Type out all the records word for word. Any pictures are to be left out.

- _MATERIAL PROVIDED_:
Begin
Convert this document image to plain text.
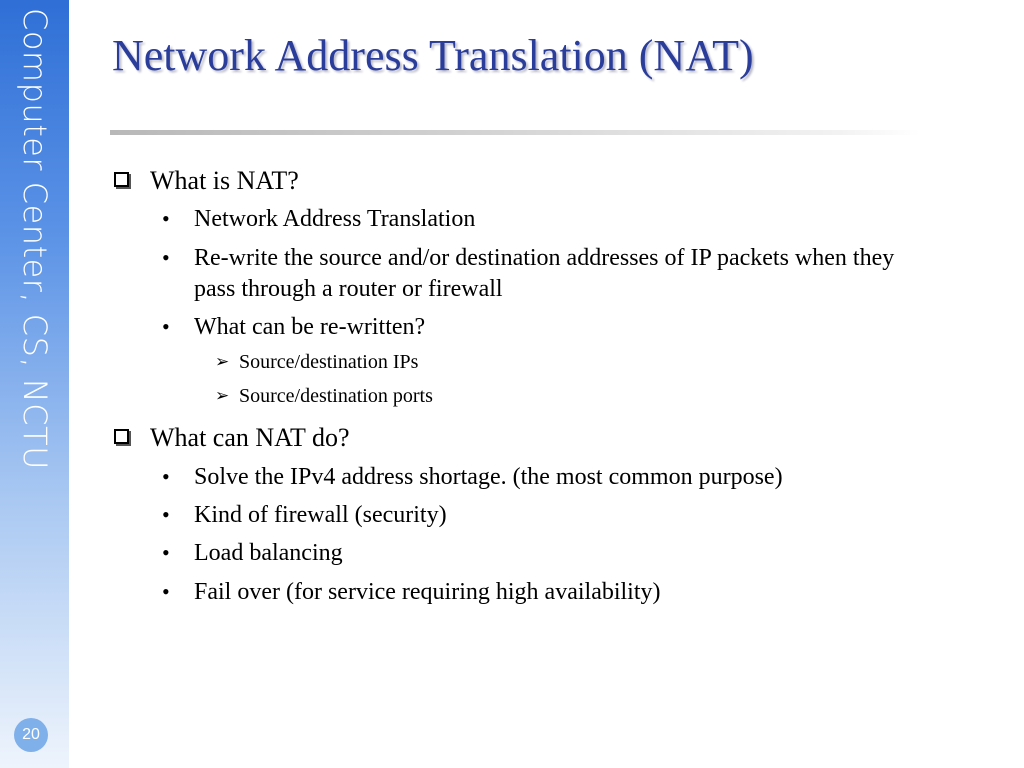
Computer Center, CS, NCTU
20
Network Address Translation (NAT)
What is NAT?
• Network Address Translation
• Re-write the source and/or destination addresses of IP packets when they
pass through a router or firewall
• What can be re-written?
➢ Source/destination IPs
➢ Source/destination ports
What can NAT do?
• Solve the IPv4 address shortage. (the most common purpose)
• Kind of firewall (security)
• Load balancing
• Fail over (for service requiring high availability)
End
- _EXERCISE RESULT_:
Convert this document image to plain text.
Computer Center, CS, NCTU
20
Network Address Translation (NAT)
What is NAT?
• Network Address Translation
• Re-write the source and/or destination addresses of IP packets when they
pass through a router or firewall
• What can be re-written?
➢ Source/destination IPs
➢ Source/destination ports
What can NAT do?
• Solve the IPv4 address shortage. (the most common purpose)
• Kind of firewall (security)
• Load balancing
• Fail over (for service requiring high availability)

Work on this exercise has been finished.